[Stored entries]
= = = =
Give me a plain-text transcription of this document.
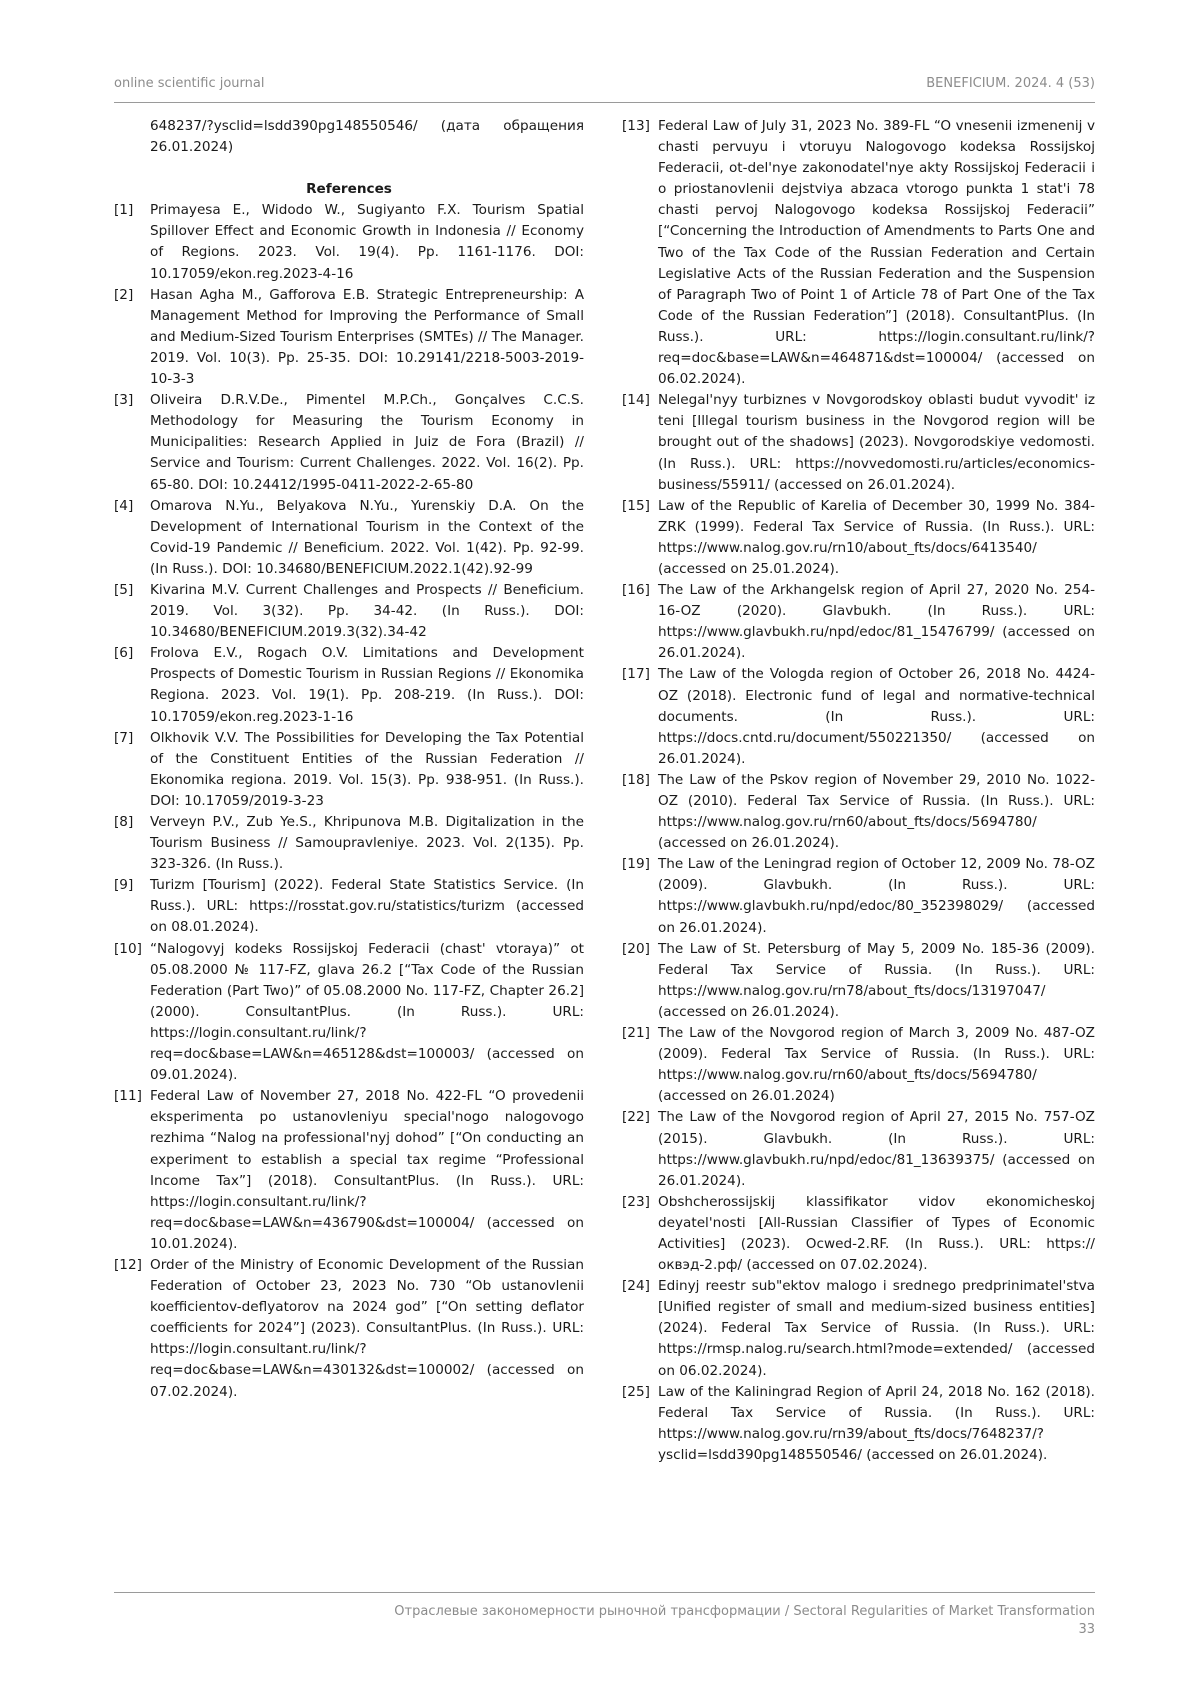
online scientific journal	BENEFICIUM. 2024. 4 (53)
648237/?ysclid=lsdd390pg148550546/ (дата обращения 26.01.2024)
References
[1]	Primayesa E., Widodo W., Sugiyanto F.X. Tourism Spatial Spillover Effect and Economic Growth in Indonesia // Economy of Regions. 2023. Vol. 19(4). Pp. 1161-1176. DOI: 10.17059/ekon.reg.2023-4-16
[2]	Hasan Agha M., Gafforova E.B. Strategic Entrepreneurship: A Management Method for Improving the Performance of Small and Medium-Sized Tourism Enterprises (SMTEs) // The Manager. 2019. Vol. 10(3). Pp. 25-35. DOI: 10.29141/2218-5003-2019-10-3-3
[3]	Oliveira D.R.V.De., Pimentel M.P.Ch., Gonçalves C.C.S. Methodology for Measuring the Tourism Economy in Municipalities: Research Applied in Juiz de Fora (Brazil) // Service and Tourism: Current Challenges. 2022. Vol. 16(2). Pp. 65-80. DOI: 10.24412/1995-0411-2022-2-65-80
[4]	Omarova N.Yu., Belyakova N.Yu., Yurenskiy D.A. On the Development of International Tourism in the Context of the Covid-19 Pandemic // Beneficium. 2022. Vol. 1(42). Pp. 92-99. (In Russ.). DOI: 10.34680/BENEFICIUM.2022.1(42).92-99
[5]	Kivarina M.V. Current Challenges and Prospects // Beneficium. 2019. Vol. 3(32). Pp. 34-42. (In Russ.). DOI: 10.34680/BENEFICIUM.2019.3(32).34-42
[6]	Frolova E.V., Rogach O.V. Limitations and Development Prospects of Domestic Tourism in Russian Regions // Ekonomika Regiona. 2023. Vol. 19(1). Pp. 208-219. (In Russ.). DOI: 10.17059/ekon.reg.2023-1-16
[7]	Olkhovik V.V. The Possibilities for Developing the Tax Potential of the Constituent Entities of the Russian Federation // Ekonomika regiona. 2019. Vol. 15(3). Pp. 938-951. (In Russ.). DOI: 10.17059/2019-3-23
[8]	Verveyn P.V., Zub Ye.S., Khripunova M.B. Digitalization in the Tourism Business // Samoupravleniye. 2023. Vol. 2(135). Pp. 323-326. (In Russ.).
[9]	Turizm [Tourism] (2022). Federal State Statistics Service. (In Russ.). URL: https://rosstat.gov.ru/statistics/turizm (accessed on 08.01.2024).
[10] “Nalogovyj kodeks Rossijskoj Federacii (chast' vtoraya)” ot 05.08.2000 № 117-FZ, glava 26.2 [“Tax Code of the Russian Federation (Part Two)” of 05.08.2000 No. 117-FZ, Chapter 26.2] (2000). ConsultantPlus. (In Russ.). URL: https://login.consultant.ru/link/?req=doc&base=LAW&n=465128&dst=100003/ (accessed on 09.01.2024).
[11] Federal Law of November 27, 2018 No. 422-FL “O provedenii eksperimenta po ustanovleniyu special'nogo nalogovogo rezhima “Nalog na professional'nyj dohod” [“On conducting an experiment to establish a special tax regime “Professional Income Tax”] (2018). ConsultantPlus. (In Russ.). URL: https://login.consultant.ru/link/?req=doc&base=LAW&n=436790&dst=100004/ (accessed on 10.01.2024).
[12] Order of the Ministry of Economic Development of the Russian Federation of October 23, 2023 No. 730 “Ob ustanovlenii koefficientov-deflyatorov na 2024 god” [“On setting deflator coefficients for 2024”] (2023). ConsultantPlus. (In Russ.). URL: https://login.consultant.ru/link/?req=doc&base=LAW&n=430132&dst=100002/ (accessed on 07.02.2024).
[13] Federal Law of July 31, 2023 No. 389-FL “O vnesenii izmenenij v chasti pervuyu i vtoruyu Nalogovogo kodeksa Rossijskoj Federacii, ot-del'nye zakonodatel'nye akty Rossijskoj Federacii i o priostanovlenii dejstviya abzaca vtorogo punkta 1 stat'i 78 chasti pervoj Nalogovogo kodeksa Rossijskoj Federacii” [“Concerning the Introduction of Amendments to Parts One and Two of the Tax Code of the Russian Federation and Certain Legislative Acts of the Russian Federation and the Suspension of Paragraph Two of Point 1 of Article 78 of Part One of the Tax Code of the Russian Federation”] (2018). ConsultantPlus. (In Russ.). URL: https://login.consultant.ru/link/?req=doc&base=LAW&n=464871&dst=100004/ (accessed on 06.02.2024).
[14] Nelegal'nyy turbiznes v Novgorodskoy oblasti budut vyvodit' iz teni [Illegal tourism business in the Novgorod region will be brought out of the shadows] (2023). Novgorodskiye vedomosti. (In Russ.). URL: https://novvedomosti.ru/articles/economics-business/55911/ (accessed on 26.01.2024).
[15] Law of the Republic of Karelia of December 30, 1999 No. 384-ZRK (1999). Federal Tax Service of Russia. (In Russ.). URL: https://www.nalog.gov.ru/rn10/about_fts/docs/6413540/ (accessed on 25.01.2024).
[16] The Law of the Arkhangelsk region of April 27, 2020 No. 254-16-OZ (2020). Glavbukh. (In Russ.). URL: https://www.glavbukh.ru/npd/edoc/81_15476799/ (accessed on 26.01.2024).
[17] The Law of the Vologda region of October 26, 2018 No. 4424-OZ (2018). Electronic fund of legal and normative-technical documents. (In Russ.). URL: https://docs.cntd.ru/document/550221350/ (accessed on 26.01.2024).
[18] The Law of the Pskov region of November 29, 2010 No. 1022-OZ (2010). Federal Tax Service of Russia. (In Russ.). URL: https://www.nalog.gov.ru/rn60/about_fts/docs/5694780/ (accessed on 26.01.2024).
[19] The Law of the Leningrad region of October 12, 2009 No. 78-OZ (2009). Glavbukh. (In Russ.). URL: https://www.glavbukh.ru/npd/edoc/80_352398029/ (accessed on 26.01.2024).
[20] The Law of St. Petersburg of May 5, 2009 No. 185-36 (2009). Federal Tax Service of Russia. (In Russ.). URL: https://www.nalog.gov.ru/rn78/about_fts/docs/13197047/ (accessed on 26.01.2024).
[21] The Law of the Novgorod region of March 3, 2009 No. 487-OZ (2009). Federal Tax Service of Russia. (In Russ.). URL: https://www.nalog.gov.ru/rn60/about_fts/docs/5694780/ (accessed on 26.01.2024)
[22] The Law of the Novgorod region of April 27, 2015 No. 757-OZ (2015). Glavbukh. (In Russ.). URL: https://www.glavbukh.ru/npd/edoc/81_13639375/ (accessed on 26.01.2024).
[23] Obshcherossijskij klassifikator vidov ekonomicheskoj deyatel'nosti [All-Russian Classifier of Types of Economic Activities] (2023). Ocwed-2.RF. (In Russ.). URL: https://оквэд-2.рф/ (accessed on 07.02.2024).
[24] Edinyj reestr sub"ektov malogo i srednego predprinimatel'stva [Unified register of small and medium-sized business entities] (2024). Federal Tax Service of Russia. (In Russ.). URL: https://rmsp.nalog.ru/search.html?mode=extended/ (accessed on 06.02.2024).
[25] Law of the Kaliningrad Region of April 24, 2018 No. 162 (2018). Federal Tax Service of Russia. (In Russ.). URL: https://www.nalog.gov.ru/rn39/about_fts/docs/7648237/?ysclid=lsdd390pg148550546/ (accessed on 26.01.2024).
Отраслевые закономерности рыночной трансформации / Sectoral Regularities of Market Transformation
33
= = = =
• _What to produce_
Repeat the records above exactly, leaving out any pictures they contain.

• _Answer to the task_
Give me a plain-text transcription of this document.
online scientific journal	BENEFICIUM. 2024. 4 (53)
648237/?ysclid=lsdd390pg148550546/ (дата обращения 26.01.2024)
References
[1]	Primayesa E., Widodo W., Sugiyanto F.X. Tourism Spatial Spillover Effect and Economic Growth in Indonesia // Economy of Regions. 2023. Vol. 19(4). Pp. 1161-1176. DOI: 10.17059/ekon.reg.2023-4-16
[2]	Hasan Agha M., Gafforova E.B. Strategic Entrepreneurship: A Management Method for Improving the Performance of Small and Medium-Sized Tourism Enterprises (SMTEs) // The Manager. 2019. Vol. 10(3). Pp. 25-35. DOI: 10.29141/2218-5003-2019-10-3-3
[3]	Oliveira D.R.V.De., Pimentel M.P.Ch., Gonçalves C.C.S. Methodology for Measuring the Tourism Economy in Municipalities: Research Applied in Juiz de Fora (Brazil) // Service and Tourism: Current Challenges. 2022. Vol. 16(2). Pp. 65-80. DOI: 10.24412/1995-0411-2022-2-65-80
[4]	Omarova N.Yu., Belyakova N.Yu., Yurenskiy D.A. On the Development of International Tourism in the Context of the Covid-19 Pandemic // Beneficium. 2022. Vol. 1(42). Pp. 92-99. (In Russ.). DOI: 10.34680/BENEFICIUM.2022.1(42).92-99
[5]	Kivarina M.V. Current Challenges and Prospects // Beneficium. 2019. Vol. 3(32). Pp. 34-42. (In Russ.). DOI: 10.34680/BENEFICIUM.2019.3(32).34-42
[6]	Frolova E.V., Rogach O.V. Limitations and Development Prospects of Domestic Tourism in Russian Regions // Ekonomika Regiona. 2023. Vol. 19(1). Pp. 208-219. (In Russ.). DOI: 10.17059/ekon.reg.2023-1-16
[7]	Olkhovik V.V. The Possibilities for Developing the Tax Potential of the Constituent Entities of the Russian Federation // Ekonomika regiona. 2019. Vol. 15(3). Pp. 938-951. (In Russ.). DOI: 10.17059/2019-3-23
[8]	Verveyn P.V., Zub Ye.S., Khripunova M.B. Digitalization in the Tourism Business // Samoupravleniye. 2023. Vol. 2(135). Pp. 323-326. (In Russ.).
[9]	Turizm [Tourism] (2022). Federal State Statistics Service. (In Russ.). URL: https://rosstat.gov.ru/statistics/turizm (accessed on 08.01.2024).
[10] “Nalogovyj kodeks Rossijskoj Federacii (chast' vtoraya)” ot 05.08.2000 № 117-FZ, glava 26.2 [“Tax Code of the Russian Federation (Part Two)” of 05.08.2000 No. 117-FZ, Chapter 26.2] (2000). ConsultantPlus. (In Russ.). URL: https://login.consultant.ru/link/?req=doc&base=LAW&n=465128&dst=100003/ (accessed on 09.01.2024).
[11] Federal Law of November 27, 2018 No. 422-FL “O provedenii eksperimenta po ustanovleniyu special'nogo nalogovogo rezhima “Nalog na professional'nyj dohod” [“On conducting an experiment to establish a special tax regime “Professional Income Tax”] (2018). ConsultantPlus. (In Russ.). URL: https://login.consultant.ru/link/?req=doc&base=LAW&n=436790&dst=100004/ (accessed on 10.01.2024).
[12] Order of the Ministry of Economic Development of the Russian Federation of October 23, 2023 No. 730 “Ob ustanovlenii koefficientov-deflyatorov na 2024 god” [“On setting deflator coefficients for 2024”] (2023). ConsultantPlus. (In Russ.). URL: https://login.consultant.ru/link/?req=doc&base=LAW&n=430132&dst=100002/ (accessed on 07.02.2024).
[13] Federal Law of July 31, 2023 No. 389-FL “O vnesenii izmenenij v chasti pervuyu i vtoruyu Nalogovogo kodeksa Rossijskoj Federacii, ot-del'nye zakonodatel'nye akty Rossijskoj Federacii i o priostanovlenii dejstviya abzaca vtorogo punkta 1 stat'i 78 chasti pervoj Nalogovogo kodeksa Rossijskoj Federacii” [“Concerning the Introduction of Amendments to Parts One and Two of the Tax Code of the Russian Federation and Certain Legislative Acts of the Russian Federation and the Suspension of Paragraph Two of Point 1 of Article 78 of Part One of the Tax Code of the Russian Federation”] (2018). ConsultantPlus. (In Russ.). URL: https://login.consultant.ru/link/?req=doc&base=LAW&n=464871&dst=100004/ (accessed on 06.02.2024).
[14] Nelegal'nyy turbiznes v Novgorodskoy oblasti budut vyvodit' iz teni [Illegal tourism business in the Novgorod region will be brought out of the shadows] (2023). Novgorodskiye vedomosti. (In Russ.). URL: https://novvedomosti.ru/articles/economics-business/55911/ (accessed on 26.01.2024).
[15] Law of the Republic of Karelia of December 30, 1999 No. 384-ZRK (1999). Federal Tax Service of Russia. (In Russ.). URL: https://www.nalog.gov.ru/rn10/about_fts/docs/6413540/ (accessed on 25.01.2024).
[16] The Law of the Arkhangelsk region of April 27, 2020 No. 254-16-OZ (2020). Glavbukh. (In Russ.). URL: https://www.glavbukh.ru/npd/edoc/81_15476799/ (accessed on 26.01.2024).
[17] The Law of the Vologda region of October 26, 2018 No. 4424-OZ (2018). Electronic fund of legal and normative-technical documents. (In Russ.). URL: https://docs.cntd.ru/document/550221350/ (accessed on 26.01.2024).
[18] The Law of the Pskov region of November 29, 2010 No. 1022-OZ (2010). Federal Tax Service of Russia. (In Russ.). URL: https://www.nalog.gov.ru/rn60/about_fts/docs/5694780/ (accessed on 26.01.2024).
[19] The Law of the Leningrad region of October 12, 2009 No. 78-OZ (2009). Glavbukh. (In Russ.). URL: https://www.glavbukh.ru/npd/edoc/80_352398029/ (accessed on 26.01.2024).
[20] The Law of St. Petersburg of May 5, 2009 No. 185-36 (2009). Federal Tax Service of Russia. (In Russ.). URL: https://www.nalog.gov.ru/rn78/about_fts/docs/13197047/ (accessed on 26.01.2024).
[21] The Law of the Novgorod region of March 3, 2009 No. 487-OZ (2009). Federal Tax Service of Russia. (In Russ.). URL: https://www.nalog.gov.ru/rn60/about_fts/docs/5694780/ (accessed on 26.01.2024)
[22] The Law of the Novgorod region of April 27, 2015 No. 757-OZ (2015). Glavbukh. (In Russ.). URL: https://www.glavbukh.ru/npd/edoc/81_13639375/ (accessed on 26.01.2024).
[23] Obshcherossijskij klassifikator vidov ekonomicheskoj deyatel'nosti [All-Russian Classifier of Types of Economic Activities] (2023). Ocwed-2.RF. (In Russ.). URL: https://оквэд-2.рф/ (accessed on 07.02.2024).
[24] Edinyj reestr sub"ektov malogo i srednego predprinimatel'stva [Unified register of small and medium-sized business entities] (2024). Federal Tax Service of Russia. (In Russ.). URL: https://rmsp.nalog.ru/search.html?mode=extended/ (accessed on 06.02.2024).
[25] Law of the Kaliningrad Region of April 24, 2018 No. 162 (2018). Federal Tax Service of Russia. (In Russ.). URL: https://www.nalog.gov.ru/rn39/about_fts/docs/7648237/?ysclid=lsdd390pg148550546/ (accessed on 26.01.2024).
Отраслевые закономерности рыночной трансформации / Sectoral Regularities of Market Transformation
33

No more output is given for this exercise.